-------- EXTRACTED RECORDS --------

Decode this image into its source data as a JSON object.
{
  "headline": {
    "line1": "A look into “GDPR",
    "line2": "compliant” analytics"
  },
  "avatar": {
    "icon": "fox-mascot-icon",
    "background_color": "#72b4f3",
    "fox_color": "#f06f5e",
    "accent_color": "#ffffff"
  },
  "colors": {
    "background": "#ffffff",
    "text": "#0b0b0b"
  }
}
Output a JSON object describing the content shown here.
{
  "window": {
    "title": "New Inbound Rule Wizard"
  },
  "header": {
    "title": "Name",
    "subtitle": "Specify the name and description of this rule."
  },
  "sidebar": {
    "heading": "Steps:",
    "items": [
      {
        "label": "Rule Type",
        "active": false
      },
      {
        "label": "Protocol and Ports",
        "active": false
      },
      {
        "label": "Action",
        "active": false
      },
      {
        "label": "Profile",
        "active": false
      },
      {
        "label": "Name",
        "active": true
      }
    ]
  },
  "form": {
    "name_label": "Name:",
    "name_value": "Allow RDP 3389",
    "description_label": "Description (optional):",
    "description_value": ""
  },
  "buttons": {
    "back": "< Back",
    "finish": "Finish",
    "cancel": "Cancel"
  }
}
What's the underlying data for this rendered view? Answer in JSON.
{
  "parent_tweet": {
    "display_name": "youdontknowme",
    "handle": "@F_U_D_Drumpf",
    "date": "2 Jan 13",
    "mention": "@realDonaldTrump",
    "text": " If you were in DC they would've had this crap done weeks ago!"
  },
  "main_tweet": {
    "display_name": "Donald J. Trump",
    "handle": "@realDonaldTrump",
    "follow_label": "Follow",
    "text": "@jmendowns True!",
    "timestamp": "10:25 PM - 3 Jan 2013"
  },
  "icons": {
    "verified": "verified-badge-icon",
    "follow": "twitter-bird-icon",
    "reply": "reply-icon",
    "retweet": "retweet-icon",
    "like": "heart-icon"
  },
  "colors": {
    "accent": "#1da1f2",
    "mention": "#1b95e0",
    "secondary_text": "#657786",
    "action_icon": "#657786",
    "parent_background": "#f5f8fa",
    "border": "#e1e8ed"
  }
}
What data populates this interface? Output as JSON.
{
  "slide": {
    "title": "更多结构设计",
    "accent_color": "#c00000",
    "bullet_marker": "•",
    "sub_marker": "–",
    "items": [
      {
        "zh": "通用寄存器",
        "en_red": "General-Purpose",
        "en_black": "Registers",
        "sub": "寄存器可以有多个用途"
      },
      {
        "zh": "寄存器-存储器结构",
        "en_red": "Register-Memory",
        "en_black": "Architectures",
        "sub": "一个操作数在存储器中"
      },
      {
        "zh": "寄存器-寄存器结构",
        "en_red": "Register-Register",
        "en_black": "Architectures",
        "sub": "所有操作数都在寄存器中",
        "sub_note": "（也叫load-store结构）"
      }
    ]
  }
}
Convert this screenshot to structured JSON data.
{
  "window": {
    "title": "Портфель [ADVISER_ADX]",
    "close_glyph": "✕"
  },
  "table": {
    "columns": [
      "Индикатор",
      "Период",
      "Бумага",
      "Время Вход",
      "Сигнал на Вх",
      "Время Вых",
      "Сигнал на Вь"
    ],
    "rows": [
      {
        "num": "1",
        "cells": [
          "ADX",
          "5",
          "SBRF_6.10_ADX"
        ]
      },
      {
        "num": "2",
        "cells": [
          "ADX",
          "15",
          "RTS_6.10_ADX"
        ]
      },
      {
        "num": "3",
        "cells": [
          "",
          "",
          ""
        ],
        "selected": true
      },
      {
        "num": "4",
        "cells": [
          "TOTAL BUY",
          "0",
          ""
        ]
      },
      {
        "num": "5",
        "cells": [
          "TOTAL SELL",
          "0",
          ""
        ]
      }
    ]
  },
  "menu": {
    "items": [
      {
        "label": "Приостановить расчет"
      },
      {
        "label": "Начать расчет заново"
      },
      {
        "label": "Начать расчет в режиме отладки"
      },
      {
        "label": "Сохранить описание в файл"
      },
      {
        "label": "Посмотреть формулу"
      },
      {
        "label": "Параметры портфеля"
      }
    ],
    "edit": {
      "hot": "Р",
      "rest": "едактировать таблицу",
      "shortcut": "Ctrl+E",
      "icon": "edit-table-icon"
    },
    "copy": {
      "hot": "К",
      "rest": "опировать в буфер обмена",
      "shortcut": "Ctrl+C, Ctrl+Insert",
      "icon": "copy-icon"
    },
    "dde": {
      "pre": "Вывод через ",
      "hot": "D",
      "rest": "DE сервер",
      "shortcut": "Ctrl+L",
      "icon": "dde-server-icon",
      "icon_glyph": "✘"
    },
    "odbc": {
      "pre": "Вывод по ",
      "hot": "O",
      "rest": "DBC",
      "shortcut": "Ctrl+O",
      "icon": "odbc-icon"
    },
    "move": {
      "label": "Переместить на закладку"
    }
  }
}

--------

■ **WHAT YOU NEED TO DO**
Repeat all of the records above exactly as they appear.

■ **RESPONSE TO THE EXERCISE**
Decode this image into its source data as a JSON object.
{
  "headline": {
    "line1": "A look into “GDPR",
    "line2": "compliant” analytics"
  },
  "avatar": {
    "icon": "fox-mascot-icon",
    "background_color": "#72b4f3",
    "fox_color": "#f06f5e",
    "accent_color": "#ffffff"
  },
  "colors": {
    "background": "#ffffff",
    "text": "#0b0b0b"
  }
}
Output a JSON object describing the content shown here.
{
  "window": {
    "title": "New Inbound Rule Wizard"
  },
  "header": {
    "title": "Name",
    "subtitle": "Specify the name and description of this rule."
  },
  "sidebar": {
    "heading": "Steps:",
    "items": [
      {
        "label": "Rule Type",
        "active": false
      },
      {
        "label": "Protocol and Ports",
        "active": false
      },
      {
        "label": "Action",
        "active": false
      },
      {
        "label": "Profile",
        "active": false
      },
      {
        "label": "Name",
        "active": true
      }
    ]
  },
  "form": {
    "name_label": "Name:",
    "name_value": "Allow RDP 3389",
    "description_label": "Description (optional):",
    "description_value": ""
  },
  "buttons": {
    "back": "< Back",
    "finish": "Finish",
    "cancel": "Cancel"
  }
}
What's the underlying data for this rendered view? Answer in JSON.
{
  "parent_tweet": {
    "display_name": "youdontknowme",
    "handle": "@F_U_D_Drumpf",
    "date": "2 Jan 13",
    "mention": "@realDonaldTrump",
    "text": " If you were in DC they would've had this crap done weeks ago!"
  },
  "main_tweet": {
    "display_name": "Donald J. Trump",
    "handle": "@realDonaldTrump",
    "follow_label": "Follow",
    "text": "@jmendowns True!",
    "timestamp": "10:25 PM - 3 Jan 2013"
  },
  "icons": {
    "verified": "verified-badge-icon",
    "follow": "twitter-bird-icon",
    "reply": "reply-icon",
    "retweet": "retweet-icon",
    "like": "heart-icon"
  },
  "colors": {
    "accent": "#1da1f2",
    "mention": "#1b95e0",
    "secondary_text": "#657786",
    "action_icon": "#657786",
    "parent_background": "#f5f8fa",
    "border": "#e1e8ed"
  }
}
What data populates this interface? Output as JSON.
{
  "slide": {
    "title": "更多结构设计",
    "accent_color": "#c00000",
    "bullet_marker": "•",
    "sub_marker": "–",
    "items": [
      {
        "zh": "通用寄存器",
        "en_red": "General-Purpose",
        "en_black": "Registers",
        "sub": "寄存器可以有多个用途"
      },
      {
        "zh": "寄存器-存储器结构",
        "en_red": "Register-Memory",
        "en_black": "Architectures",
        "sub": "一个操作数在存储器中"
      },
      {
        "zh": "寄存器-寄存器结构",
        "en_red": "Register-Register",
        "en_black": "Architectures",
        "sub": "所有操作数都在寄存器中",
        "sub_note": "（也叫load-store结构）"
      }
    ]
  }
}
Convert this screenshot to structured JSON data.
{
  "window": {
    "title": "Портфель [ADVISER_ADX]",
    "close_glyph": "✕"
  },
  "table": {
    "columns": [
      "Индикатор",
      "Период",
      "Бумага",
      "Время Вход",
      "Сигнал на Вх",
      "Время Вых",
      "Сигнал на Вь"
    ],
    "rows": [
      {
        "num": "1",
        "cells": [
          "ADX",
          "5",
          "SBRF_6.10_ADX"
        ]
      },
      {
        "num": "2",
        "cells": [
          "ADX",
          "15",
          "RTS_6.10_ADX"
        ]
      },
      {
        "num": "3",
        "cells": [
          "",
          "",
          ""
        ],
        "selected": true
      },
      {
        "num": "4",
        "cells": [
          "TOTAL BUY",
          "0",
          ""
        ]
      },
      {
        "num": "5",
        "cells": [
          "TOTAL SELL",
          "0",
          ""
        ]
      }
    ]
  },
  "menu": {
    "items": [
      {
        "label": "Приостановить расчет"
      },
      {
        "label": "Начать расчет заново"
      },
      {
        "label": "Начать расчет в режиме отладки"
      },
      {
        "label": "Сохранить описание в файл"
      },
      {
        "label": "Посмотреть формулу"
      },
      {
        "label": "Параметры портфеля"
      }
    ],
    "edit": {
      "hot": "Р",
      "rest": "едактировать таблицу",
      "shortcut": "Ctrl+E",
      "icon": "edit-table-icon"
    },
    "copy": {
      "hot": "К",
      "rest": "опировать в буфер обмена",
      "shortcut": "Ctrl+C, Ctrl+Insert",
      "icon": "copy-icon"
    },
    "dde": {
      "pre": "Вывод через ",
      "hot": "D",
      "rest": "DE сервер",
      "shortcut": "Ctrl+L",
      "icon": "dde-server-icon",
      "icon_glyph": "✘"
    },
    "odbc": {
      "pre": "Вывод по ",
      "hot": "O",
      "rest": "DBC",
      "shortcut": "Ctrl+O",
      "icon": "odbc-icon"
    },
    "move": {
      "label": "Переместить на закладку"
    }
  }
}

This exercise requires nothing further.